* _HOW TO COMPLETE THIS TASK_
Word for word, reproduce each of the entries.

* _DATA RECORDS_
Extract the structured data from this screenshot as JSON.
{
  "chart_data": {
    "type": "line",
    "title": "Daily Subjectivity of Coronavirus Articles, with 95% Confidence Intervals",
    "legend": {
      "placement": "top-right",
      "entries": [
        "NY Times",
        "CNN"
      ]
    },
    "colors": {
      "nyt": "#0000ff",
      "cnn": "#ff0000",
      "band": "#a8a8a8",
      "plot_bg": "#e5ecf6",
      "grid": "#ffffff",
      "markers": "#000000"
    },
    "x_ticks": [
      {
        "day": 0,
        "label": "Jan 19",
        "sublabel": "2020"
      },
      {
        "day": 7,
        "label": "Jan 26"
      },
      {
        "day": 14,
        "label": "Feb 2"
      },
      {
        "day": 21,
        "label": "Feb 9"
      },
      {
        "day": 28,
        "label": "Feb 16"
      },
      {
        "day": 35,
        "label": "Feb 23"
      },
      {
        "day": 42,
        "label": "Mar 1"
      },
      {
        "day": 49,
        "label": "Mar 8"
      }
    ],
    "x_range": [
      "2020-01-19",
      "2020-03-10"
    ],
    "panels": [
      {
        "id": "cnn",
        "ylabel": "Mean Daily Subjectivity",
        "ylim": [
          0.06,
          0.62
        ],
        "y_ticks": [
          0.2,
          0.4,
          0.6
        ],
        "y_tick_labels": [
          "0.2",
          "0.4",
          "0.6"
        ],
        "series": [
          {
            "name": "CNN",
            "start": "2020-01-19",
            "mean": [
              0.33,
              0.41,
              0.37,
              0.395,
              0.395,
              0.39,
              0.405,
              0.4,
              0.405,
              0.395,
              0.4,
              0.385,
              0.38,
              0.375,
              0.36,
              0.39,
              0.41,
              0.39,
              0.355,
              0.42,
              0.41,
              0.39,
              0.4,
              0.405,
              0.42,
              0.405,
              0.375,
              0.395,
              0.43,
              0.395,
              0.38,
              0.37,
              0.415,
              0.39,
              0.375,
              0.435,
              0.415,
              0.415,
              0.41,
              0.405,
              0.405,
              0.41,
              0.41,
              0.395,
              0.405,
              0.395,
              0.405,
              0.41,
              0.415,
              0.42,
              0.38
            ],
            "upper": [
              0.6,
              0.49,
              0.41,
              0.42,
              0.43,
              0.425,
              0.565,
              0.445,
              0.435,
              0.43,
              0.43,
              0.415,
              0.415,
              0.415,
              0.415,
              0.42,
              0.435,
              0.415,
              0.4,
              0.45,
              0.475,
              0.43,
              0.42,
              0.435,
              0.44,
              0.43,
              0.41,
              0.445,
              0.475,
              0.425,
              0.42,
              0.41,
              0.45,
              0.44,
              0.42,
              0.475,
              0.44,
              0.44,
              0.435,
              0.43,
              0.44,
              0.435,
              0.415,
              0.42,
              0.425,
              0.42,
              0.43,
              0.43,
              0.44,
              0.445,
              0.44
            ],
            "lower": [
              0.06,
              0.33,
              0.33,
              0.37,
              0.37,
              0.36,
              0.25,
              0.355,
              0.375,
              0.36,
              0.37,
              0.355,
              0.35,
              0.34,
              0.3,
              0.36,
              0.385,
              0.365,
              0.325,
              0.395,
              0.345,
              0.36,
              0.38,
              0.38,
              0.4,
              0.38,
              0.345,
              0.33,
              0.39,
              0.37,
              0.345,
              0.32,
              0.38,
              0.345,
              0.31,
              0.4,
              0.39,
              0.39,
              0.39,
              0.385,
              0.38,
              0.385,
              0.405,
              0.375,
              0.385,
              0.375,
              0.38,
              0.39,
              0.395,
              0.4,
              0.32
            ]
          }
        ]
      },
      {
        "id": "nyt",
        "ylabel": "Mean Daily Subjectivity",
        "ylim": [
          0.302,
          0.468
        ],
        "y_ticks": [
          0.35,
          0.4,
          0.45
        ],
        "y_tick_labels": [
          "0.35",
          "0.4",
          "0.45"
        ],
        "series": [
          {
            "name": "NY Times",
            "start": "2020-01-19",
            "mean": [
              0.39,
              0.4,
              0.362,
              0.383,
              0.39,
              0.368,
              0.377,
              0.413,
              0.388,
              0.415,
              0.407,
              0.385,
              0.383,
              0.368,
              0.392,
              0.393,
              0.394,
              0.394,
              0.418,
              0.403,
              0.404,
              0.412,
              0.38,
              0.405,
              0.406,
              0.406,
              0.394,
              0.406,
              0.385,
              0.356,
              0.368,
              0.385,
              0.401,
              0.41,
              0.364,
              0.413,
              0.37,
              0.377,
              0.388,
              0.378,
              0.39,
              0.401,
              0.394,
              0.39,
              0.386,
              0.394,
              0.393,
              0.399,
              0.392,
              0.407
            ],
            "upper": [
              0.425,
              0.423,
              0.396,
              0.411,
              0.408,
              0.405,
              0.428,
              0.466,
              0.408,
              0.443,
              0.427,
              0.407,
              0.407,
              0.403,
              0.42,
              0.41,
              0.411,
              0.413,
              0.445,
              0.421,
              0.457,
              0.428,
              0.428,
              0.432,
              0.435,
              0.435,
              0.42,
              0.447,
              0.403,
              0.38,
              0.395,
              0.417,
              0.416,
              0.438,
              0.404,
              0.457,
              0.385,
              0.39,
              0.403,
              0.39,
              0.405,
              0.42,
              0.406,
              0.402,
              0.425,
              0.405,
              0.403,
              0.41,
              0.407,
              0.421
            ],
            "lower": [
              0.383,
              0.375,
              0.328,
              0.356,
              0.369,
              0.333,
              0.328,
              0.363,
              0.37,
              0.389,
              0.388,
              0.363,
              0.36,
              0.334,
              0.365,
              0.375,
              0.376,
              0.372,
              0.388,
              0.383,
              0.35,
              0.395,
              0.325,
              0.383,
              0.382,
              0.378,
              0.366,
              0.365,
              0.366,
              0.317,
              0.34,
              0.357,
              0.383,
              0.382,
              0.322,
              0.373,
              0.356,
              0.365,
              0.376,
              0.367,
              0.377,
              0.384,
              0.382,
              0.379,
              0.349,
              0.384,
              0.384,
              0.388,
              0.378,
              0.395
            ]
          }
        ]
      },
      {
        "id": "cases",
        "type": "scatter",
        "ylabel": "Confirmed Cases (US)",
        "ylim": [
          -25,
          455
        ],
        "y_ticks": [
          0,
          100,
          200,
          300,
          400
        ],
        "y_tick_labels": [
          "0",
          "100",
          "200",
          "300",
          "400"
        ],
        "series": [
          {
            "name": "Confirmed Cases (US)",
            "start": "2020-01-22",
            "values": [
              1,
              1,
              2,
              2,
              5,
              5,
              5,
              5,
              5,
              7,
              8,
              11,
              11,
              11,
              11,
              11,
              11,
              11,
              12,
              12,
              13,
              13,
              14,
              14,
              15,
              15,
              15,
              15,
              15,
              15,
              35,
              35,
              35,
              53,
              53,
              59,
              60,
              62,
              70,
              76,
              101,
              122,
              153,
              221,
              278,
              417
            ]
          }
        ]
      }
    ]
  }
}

* _EXPECTED ANSWER_
Extract the structured data from this screenshot as JSON.
{
  "chart_data": {
    "type": "line",
    "title": "Daily Subjectivity of Coronavirus Articles, with 95% Confidence Intervals",
    "legend": {
      "placement": "top-right",
      "entries": [
        "NY Times",
        "CNN"
      ]
    },
    "colors": {
      "nyt": "#0000ff",
      "cnn": "#ff0000",
      "band": "#a8a8a8",
      "plot_bg": "#e5ecf6",
      "grid": "#ffffff",
      "markers": "#000000"
    },
    "x_ticks": [
      {
        "day": 0,
        "label": "Jan 19",
        "sublabel": "2020"
      },
      {
        "day": 7,
        "label": "Jan 26"
      },
      {
        "day": 14,
        "label": "Feb 2"
      },
      {
        "day": 21,
        "label": "Feb 9"
      },
      {
        "day": 28,
        "label": "Feb 16"
      },
      {
        "day": 35,
        "label": "Feb 23"
      },
      {
        "day": 42,
        "label": "Mar 1"
      },
      {
        "day": 49,
        "label": "Mar 8"
      }
    ],
    "x_range": [
      "2020-01-19",
      "2020-03-10"
    ],
    "panels": [
      {
        "id": "cnn",
        "ylabel": "Mean Daily Subjectivity",
        "ylim": [
          0.06,
          0.62
        ],
        "y_ticks": [
          0.2,
          0.4,
          0.6
        ],
        "y_tick_labels": [
          "0.2",
          "0.4",
          "0.6"
        ],
        "series": [
          {
            "name": "CNN",
            "start": "2020-01-19",
            "mean": [
              0.33,
              0.41,
              0.37,
              0.395,
              0.395,
              0.39,
              0.405,
              0.4,
              0.405,
              0.395,
              0.4,
              0.385,
              0.38,
              0.375,
              0.36,
              0.39,
              0.41,
              0.39,
              0.355,
              0.42,
              0.41,
              0.39,
              0.4,
              0.405,
              0.42,
              0.405,
              0.375,
              0.395,
              0.43,
              0.395,
              0.38,
              0.37,
              0.415,
              0.39,
              0.375,
              0.435,
              0.415,
              0.415,
              0.41,
              0.405,
              0.405,
              0.41,
              0.41,
              0.395,
              0.405,
              0.395,
              0.405,
              0.41,
              0.415,
              0.42,
              0.38
            ],
            "upper": [
              0.6,
              0.49,
              0.41,
              0.42,
              0.43,
              0.425,
              0.565,
              0.445,
              0.435,
              0.43,
              0.43,
              0.415,
              0.415,
              0.415,
              0.415,
              0.42,
              0.435,
              0.415,
              0.4,
              0.45,
              0.475,
              0.43,
              0.42,
              0.435,
              0.44,
              0.43,
              0.41,
              0.445,
              0.475,
              0.425,
              0.42,
              0.41,
              0.45,
              0.44,
              0.42,
              0.475,
              0.44,
              0.44,
              0.435,
              0.43,
              0.44,
              0.435,
              0.415,
              0.42,
              0.425,
              0.42,
              0.43,
              0.43,
              0.44,
              0.445,
              0.44
            ],
            "lower": [
              0.06,
              0.33,
              0.33,
              0.37,
              0.37,
              0.36,
              0.25,
              0.355,
              0.375,
              0.36,
              0.37,
              0.355,
              0.35,
              0.34,
              0.3,
              0.36,
              0.385,
              0.365,
              0.325,
              0.395,
              0.345,
              0.36,
              0.38,
              0.38,
              0.4,
              0.38,
              0.345,
              0.33,
              0.39,
              0.37,
              0.345,
              0.32,
              0.38,
              0.345,
              0.31,
              0.4,
              0.39,
              0.39,
              0.39,
              0.385,
              0.38,
              0.385,
              0.405,
              0.375,
              0.385,
              0.375,
              0.38,
              0.39,
              0.395,
              0.4,
              0.32
            ]
          }
        ]
      },
      {
        "id": "nyt",
        "ylabel": "Mean Daily Subjectivity",
        "ylim": [
          0.302,
          0.468
        ],
        "y_ticks": [
          0.35,
          0.4,
          0.45
        ],
        "y_tick_labels": [
          "0.35",
          "0.4",
          "0.45"
        ],
        "series": [
          {
            "name": "NY Times",
            "start": "2020-01-19",
            "mean": [
              0.39,
              0.4,
              0.362,
              0.383,
              0.39,
              0.368,
              0.377,
              0.413,
              0.388,
              0.415,
              0.407,
              0.385,
              0.383,
              0.368,
              0.392,
              0.393,
              0.394,
              0.394,
              0.418,
              0.403,
              0.404,
              0.412,
              0.38,
              0.405,
              0.406,
              0.406,
              0.394,
              0.406,
              0.385,
              0.356,
              0.368,
              0.385,
              0.401,
              0.41,
              0.364,
              0.413,
              0.37,
              0.377,
              0.388,
              0.378,
              0.39,
              0.401,
              0.394,
              0.39,
              0.386,
              0.394,
              0.393,
              0.399,
              0.392,
              0.407
            ],
            "upper": [
              0.425,
              0.423,
              0.396,
              0.411,
              0.408,
              0.405,
              0.428,
              0.466,
              0.408,
              0.443,
              0.427,
              0.407,
              0.407,
              0.403,
              0.42,
              0.41,
              0.411,
              0.413,
              0.445,
              0.421,
              0.457,
              0.428,
              0.428,
              0.432,
              0.435,
              0.435,
              0.42,
              0.447,
              0.403,
              0.38,
              0.395,
              0.417,
              0.416,
              0.438,
              0.404,
              0.457,
              0.385,
              0.39,
              0.403,
              0.39,
              0.405,
              0.42,
              0.406,
              0.402,
              0.425,
              0.405,
              0.403,
              0.41,
              0.407,
              0.421
            ],
            "lower": [
              0.383,
              0.375,
              0.328,
              0.356,
              0.369,
              0.333,
              0.328,
              0.363,
              0.37,
              0.389,
              0.388,
              0.363,
              0.36,
              0.334,
              0.365,
              0.375,
              0.376,
              0.372,
              0.388,
              0.383,
              0.35,
              0.395,
              0.325,
              0.383,
              0.382,
              0.378,
              0.366,
              0.365,
              0.366,
              0.317,
              0.34,
              0.357,
              0.383,
              0.382,
              0.322,
              0.373,
              0.356,
              0.365,
              0.376,
              0.367,
              0.377,
              0.384,
              0.382,
              0.379,
              0.349,
              0.384,
              0.384,
              0.388,
              0.378,
              0.395
            ]
          }
        ]
      },
      {
        "id": "cases",
        "type": "scatter",
        "ylabel": "Confirmed Cases (US)",
        "ylim": [
          -25,
          455
        ],
        "y_ticks": [
          0,
          100,
          200,
          300,
          400
        ],
        "y_tick_labels": [
          "0",
          "100",
          "200",
          "300",
          "400"
        ],
        "series": [
          {
            "name": "Confirmed Cases (US)",
            "start": "2020-01-22",
            "values": [
              1,
              1,
              2,
              2,
              5,
              5,
              5,
              5,
              5,
              7,
              8,
              11,
              11,
              11,
              11,
              11,
              11,
              11,
              12,
              12,
              13,
              13,
              14,
              14,
              15,
              15,
              15,
              15,
              15,
              15,
              35,
              35,
              35,
              53,
              53,
              59,
              60,
              62,
              70,
              76,
              101,
              122,
              153,
              221,
              278,
              417
            ]
          }
        ]
      }
    ]
  }
}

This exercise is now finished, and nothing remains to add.